• _Exercise task_
Reproduce each line exactly. Skip none.

• _Data section_

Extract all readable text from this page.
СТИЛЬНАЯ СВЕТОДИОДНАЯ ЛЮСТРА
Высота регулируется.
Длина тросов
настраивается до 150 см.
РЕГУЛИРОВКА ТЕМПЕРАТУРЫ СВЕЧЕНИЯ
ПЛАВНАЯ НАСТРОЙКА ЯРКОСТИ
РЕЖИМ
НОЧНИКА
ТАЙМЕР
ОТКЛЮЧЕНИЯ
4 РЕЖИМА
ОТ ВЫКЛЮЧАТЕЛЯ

• _Correct result_
Extract all readable text from this page.
СТИЛЬНАЯ СВЕТОДИОДНАЯ ЛЮСТРА
Высота регулируется.
Длина тросов
настраивается до 150 см.
РЕГУЛИРОВКА ТЕМПЕРАТУРЫ СВЕЧЕНИЯ
ПЛАВНАЯ НАСТРОЙКА ЯРКОСТИ
РЕЖИМ
НОЧНИКА
ТАЙМЕР
ОТКЛЮЧЕНИЯ
4 РЕЖИМА
ОТ ВЫКЛЮЧАТЕЛЯ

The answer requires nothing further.